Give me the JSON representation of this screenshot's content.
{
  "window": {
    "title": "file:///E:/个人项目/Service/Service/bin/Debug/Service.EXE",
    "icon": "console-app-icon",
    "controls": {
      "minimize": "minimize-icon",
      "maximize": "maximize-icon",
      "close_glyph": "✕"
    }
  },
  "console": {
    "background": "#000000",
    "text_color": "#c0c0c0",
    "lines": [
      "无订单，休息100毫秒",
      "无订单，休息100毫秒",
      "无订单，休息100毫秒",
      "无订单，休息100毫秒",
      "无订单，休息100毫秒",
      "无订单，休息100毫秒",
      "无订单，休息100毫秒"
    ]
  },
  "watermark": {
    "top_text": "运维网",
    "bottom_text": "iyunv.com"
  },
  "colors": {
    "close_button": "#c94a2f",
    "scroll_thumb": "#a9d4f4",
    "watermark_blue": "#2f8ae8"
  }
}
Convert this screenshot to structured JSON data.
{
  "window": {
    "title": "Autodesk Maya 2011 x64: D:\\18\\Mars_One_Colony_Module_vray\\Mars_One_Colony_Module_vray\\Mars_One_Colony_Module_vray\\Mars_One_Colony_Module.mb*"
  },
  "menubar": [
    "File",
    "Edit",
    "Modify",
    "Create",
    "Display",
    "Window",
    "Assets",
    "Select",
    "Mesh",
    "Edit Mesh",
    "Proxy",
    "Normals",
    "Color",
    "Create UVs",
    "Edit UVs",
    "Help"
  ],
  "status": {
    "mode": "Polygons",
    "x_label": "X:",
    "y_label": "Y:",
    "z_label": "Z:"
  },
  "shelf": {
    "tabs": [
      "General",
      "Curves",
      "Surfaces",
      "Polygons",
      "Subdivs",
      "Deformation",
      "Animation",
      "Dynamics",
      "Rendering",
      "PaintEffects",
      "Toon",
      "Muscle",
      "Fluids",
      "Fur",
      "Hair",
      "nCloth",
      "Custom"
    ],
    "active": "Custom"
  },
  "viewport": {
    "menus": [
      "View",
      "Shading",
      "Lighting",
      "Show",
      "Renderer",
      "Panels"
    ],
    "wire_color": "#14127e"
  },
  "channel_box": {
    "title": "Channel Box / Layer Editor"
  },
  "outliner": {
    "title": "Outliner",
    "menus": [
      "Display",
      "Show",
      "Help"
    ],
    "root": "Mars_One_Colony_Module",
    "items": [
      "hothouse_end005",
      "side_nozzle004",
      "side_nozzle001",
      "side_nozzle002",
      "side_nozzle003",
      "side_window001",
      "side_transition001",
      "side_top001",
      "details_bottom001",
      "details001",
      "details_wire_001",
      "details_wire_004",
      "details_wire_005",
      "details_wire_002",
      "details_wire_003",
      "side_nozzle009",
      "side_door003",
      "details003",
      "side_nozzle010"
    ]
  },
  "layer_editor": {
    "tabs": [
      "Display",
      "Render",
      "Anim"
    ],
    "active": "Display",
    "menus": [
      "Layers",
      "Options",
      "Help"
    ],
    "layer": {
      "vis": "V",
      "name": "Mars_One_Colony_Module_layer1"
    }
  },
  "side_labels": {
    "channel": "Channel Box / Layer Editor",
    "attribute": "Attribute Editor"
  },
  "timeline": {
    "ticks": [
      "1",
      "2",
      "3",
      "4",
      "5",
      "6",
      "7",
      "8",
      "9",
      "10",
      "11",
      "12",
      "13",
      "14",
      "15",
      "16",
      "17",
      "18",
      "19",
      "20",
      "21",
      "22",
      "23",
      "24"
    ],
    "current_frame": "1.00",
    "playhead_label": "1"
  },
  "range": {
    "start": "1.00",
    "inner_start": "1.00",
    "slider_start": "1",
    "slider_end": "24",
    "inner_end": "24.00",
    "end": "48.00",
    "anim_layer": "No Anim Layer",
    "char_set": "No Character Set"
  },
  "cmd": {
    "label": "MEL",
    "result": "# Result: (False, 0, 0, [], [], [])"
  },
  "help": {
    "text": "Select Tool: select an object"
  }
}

• • • •

All of the entries above should be written out again exactly.

#### [SOLUTION FOR THIS TASK]
Give me the JSON representation of this screenshot's content.
{
  "window": {
    "title": "file:///E:/个人项目/Service/Service/bin/Debug/Service.EXE",
    "icon": "console-app-icon",
    "controls": {
      "minimize": "minimize-icon",
      "maximize": "maximize-icon",
      "close_glyph": "✕"
    }
  },
  "console": {
    "background": "#000000",
    "text_color": "#c0c0c0",
    "lines": [
      "无订单，休息100毫秒",
      "无订单，休息100毫秒",
      "无订单，休息100毫秒",
      "无订单，休息100毫秒",
      "无订单，休息100毫秒",
      "无订单，休息100毫秒",
      "无订单，休息100毫秒"
    ]
  },
  "watermark": {
    "top_text": "运维网",
    "bottom_text": "iyunv.com"
  },
  "colors": {
    "close_button": "#c94a2f",
    "scroll_thumb": "#a9d4f4",
    "watermark_blue": "#2f8ae8"
  }
}
Convert this screenshot to structured JSON data.
{
  "window": {
    "title": "Autodesk Maya 2011 x64: D:\\18\\Mars_One_Colony_Module_vray\\Mars_One_Colony_Module_vray\\Mars_One_Colony_Module_vray\\Mars_One_Colony_Module.mb*"
  },
  "menubar": [
    "File",
    "Edit",
    "Modify",
    "Create",
    "Display",
    "Window",
    "Assets",
    "Select",
    "Mesh",
    "Edit Mesh",
    "Proxy",
    "Normals",
    "Color",
    "Create UVs",
    "Edit UVs",
    "Help"
  ],
  "status": {
    "mode": "Polygons",
    "x_label": "X:",
    "y_label": "Y:",
    "z_label": "Z:"
  },
  "shelf": {
    "tabs": [
      "General",
      "Curves",
      "Surfaces",
      "Polygons",
      "Subdivs",
      "Deformation",
      "Animation",
      "Dynamics",
      "Rendering",
      "PaintEffects",
      "Toon",
      "Muscle",
      "Fluids",
      "Fur",
      "Hair",
      "nCloth",
      "Custom"
    ],
    "active": "Custom"
  },
  "viewport": {
    "menus": [
      "View",
      "Shading",
      "Lighting",
      "Show",
      "Renderer",
      "Panels"
    ],
    "wire_color": "#14127e"
  },
  "channel_box": {
    "title": "Channel Box / Layer Editor"
  },
  "outliner": {
    "title": "Outliner",
    "menus": [
      "Display",
      "Show",
      "Help"
    ],
    "root": "Mars_One_Colony_Module",
    "items": [
      "hothouse_end005",
      "side_nozzle004",
      "side_nozzle001",
      "side_nozzle002",
      "side_nozzle003",
      "side_window001",
      "side_transition001",
      "side_top001",
      "details_bottom001",
      "details001",
      "details_wire_001",
      "details_wire_004",
      "details_wire_005",
      "details_wire_002",
      "details_wire_003",
      "side_nozzle009",
      "side_door003",
      "details003",
      "side_nozzle010"
    ]
  },
  "layer_editor": {
    "tabs": [
      "Display",
      "Render",
      "Anim"
    ],
    "active": "Display",
    "menus": [
      "Layers",
      "Options",
      "Help"
    ],
    "layer": {
      "vis": "V",
      "name": "Mars_One_Colony_Module_layer1"
    }
  },
  "side_labels": {
    "channel": "Channel Box / Layer Editor",
    "attribute": "Attribute Editor"
  },
  "timeline": {
    "ticks": [
      "1",
      "2",
      "3",
      "4",
      "5",
      "6",
      "7",
      "8",
      "9",
      "10",
      "11",
      "12",
      "13",
      "14",
      "15",
      "16",
      "17",
      "18",
      "19",
      "20",
      "21",
      "22",
      "23",
      "24"
    ],
    "current_frame": "1.00",
    "playhead_label": "1"
  },
  "range": {
    "start": "1.00",
    "inner_start": "1.00",
    "slider_start": "1",
    "slider_end": "24",
    "inner_end": "24.00",
    "end": "48.00",
    "anim_layer": "No Anim Layer",
    "char_set": "No Character Set"
  },
  "cmd": {
    "label": "MEL",
    "result": "# Result: (False, 0, 0, [], [], [])"
  },
  "help": {
    "text": "Select Tool: select an object"
  }
}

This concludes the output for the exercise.